■ PROVIDED ENTRIES ■
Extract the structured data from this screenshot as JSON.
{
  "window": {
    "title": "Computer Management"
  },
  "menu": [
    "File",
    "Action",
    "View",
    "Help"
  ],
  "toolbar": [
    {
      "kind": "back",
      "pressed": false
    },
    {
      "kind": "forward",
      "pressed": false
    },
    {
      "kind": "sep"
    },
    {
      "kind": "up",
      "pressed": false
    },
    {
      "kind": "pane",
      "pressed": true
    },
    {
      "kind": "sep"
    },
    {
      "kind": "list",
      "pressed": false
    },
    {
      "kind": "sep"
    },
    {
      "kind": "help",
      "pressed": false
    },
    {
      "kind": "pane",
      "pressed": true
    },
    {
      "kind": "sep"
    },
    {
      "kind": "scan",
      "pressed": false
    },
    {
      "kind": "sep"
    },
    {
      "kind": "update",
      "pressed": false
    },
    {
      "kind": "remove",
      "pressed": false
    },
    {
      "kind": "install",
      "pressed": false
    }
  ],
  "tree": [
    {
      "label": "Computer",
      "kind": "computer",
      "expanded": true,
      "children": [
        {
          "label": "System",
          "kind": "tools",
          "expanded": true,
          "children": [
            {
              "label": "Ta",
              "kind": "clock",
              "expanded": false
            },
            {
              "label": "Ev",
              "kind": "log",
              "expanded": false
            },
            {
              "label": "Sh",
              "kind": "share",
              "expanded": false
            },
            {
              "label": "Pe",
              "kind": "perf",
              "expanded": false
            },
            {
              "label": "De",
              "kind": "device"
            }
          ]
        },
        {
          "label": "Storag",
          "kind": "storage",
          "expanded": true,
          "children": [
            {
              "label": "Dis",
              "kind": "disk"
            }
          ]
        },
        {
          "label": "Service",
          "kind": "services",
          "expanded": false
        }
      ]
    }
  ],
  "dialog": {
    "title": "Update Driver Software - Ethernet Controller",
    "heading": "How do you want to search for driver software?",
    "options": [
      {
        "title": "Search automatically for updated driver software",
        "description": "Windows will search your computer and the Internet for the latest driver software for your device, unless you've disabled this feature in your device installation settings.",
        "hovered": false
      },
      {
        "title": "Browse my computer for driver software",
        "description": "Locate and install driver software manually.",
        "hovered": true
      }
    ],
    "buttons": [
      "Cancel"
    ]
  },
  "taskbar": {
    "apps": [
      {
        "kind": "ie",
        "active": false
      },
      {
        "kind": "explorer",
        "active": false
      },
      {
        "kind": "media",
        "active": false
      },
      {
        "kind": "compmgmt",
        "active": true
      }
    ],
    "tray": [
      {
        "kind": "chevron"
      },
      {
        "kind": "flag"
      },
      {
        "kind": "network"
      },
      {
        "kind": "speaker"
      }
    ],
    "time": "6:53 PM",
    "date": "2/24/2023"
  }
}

■ YOUR TASK ■
Each line of the listing should be echoed back exactly.

■ RESULT BELOW ■
Extract the structured data from this screenshot as JSON.
{
  "window": {
    "title": "Computer Management"
  },
  "menu": [
    "File",
    "Action",
    "View",
    "Help"
  ],
  "toolbar": [
    {
      "kind": "back",
      "pressed": false
    },
    {
      "kind": "forward",
      "pressed": false
    },
    {
      "kind": "sep"
    },
    {
      "kind": "up",
      "pressed": false
    },
    {
      "kind": "pane",
      "pressed": true
    },
    {
      "kind": "sep"
    },
    {
      "kind": "list",
      "pressed": false
    },
    {
      "kind": "sep"
    },
    {
      "kind": "help",
      "pressed": false
    },
    {
      "kind": "pane",
      "pressed": true
    },
    {
      "kind": "sep"
    },
    {
      "kind": "scan",
      "pressed": false
    },
    {
      "kind": "sep"
    },
    {
      "kind": "update",
      "pressed": false
    },
    {
      "kind": "remove",
      "pressed": false
    },
    {
      "kind": "install",
      "pressed": false
    }
  ],
  "tree": [
    {
      "label": "Computer",
      "kind": "computer",
      "expanded": true,
      "children": [
        {
          "label": "System",
          "kind": "tools",
          "expanded": true,
          "children": [
            {
              "label": "Ta",
              "kind": "clock",
              "expanded": false
            },
            {
              "label": "Ev",
              "kind": "log",
              "expanded": false
            },
            {
              "label": "Sh",
              "kind": "share",
              "expanded": false
            },
            {
              "label": "Pe",
              "kind": "perf",
              "expanded": false
            },
            {
              "label": "De",
              "kind": "device"
            }
          ]
        },
        {
          "label": "Storag",
          "kind": "storage",
          "expanded": true,
          "children": [
            {
              "label": "Dis",
              "kind": "disk"
            }
          ]
        },
        {
          "label": "Service",
          "kind": "services",
          "expanded": false
        }
      ]
    }
  ],
  "dialog": {
    "title": "Update Driver Software - Ethernet Controller",
    "heading": "How do you want to search for driver software?",
    "options": [
      {
        "title": "Search automatically for updated driver software",
        "description": "Windows will search your computer and the Internet for the latest driver software for your device, unless you've disabled this feature in your device installation settings.",
        "hovered": false
      },
      {
        "title": "Browse my computer for driver software",
        "description": "Locate and install driver software manually.",
        "hovered": true
      }
    ],
    "buttons": [
      "Cancel"
    ]
  },
  "taskbar": {
    "apps": [
      {
        "kind": "ie",
        "active": false
      },
      {
        "kind": "explorer",
        "active": false
      },
      {
        "kind": "media",
        "active": false
      },
      {
        "kind": "compmgmt",
        "active": true
      }
    ],
    "tray": [
      {
        "kind": "chevron"
      },
      {
        "kind": "flag"
      },
      {
        "kind": "network"
      },
      {
        "kind": "speaker"
      }
    ],
    "time": "6:53 PM",
    "date": "2/24/2023"
  }
}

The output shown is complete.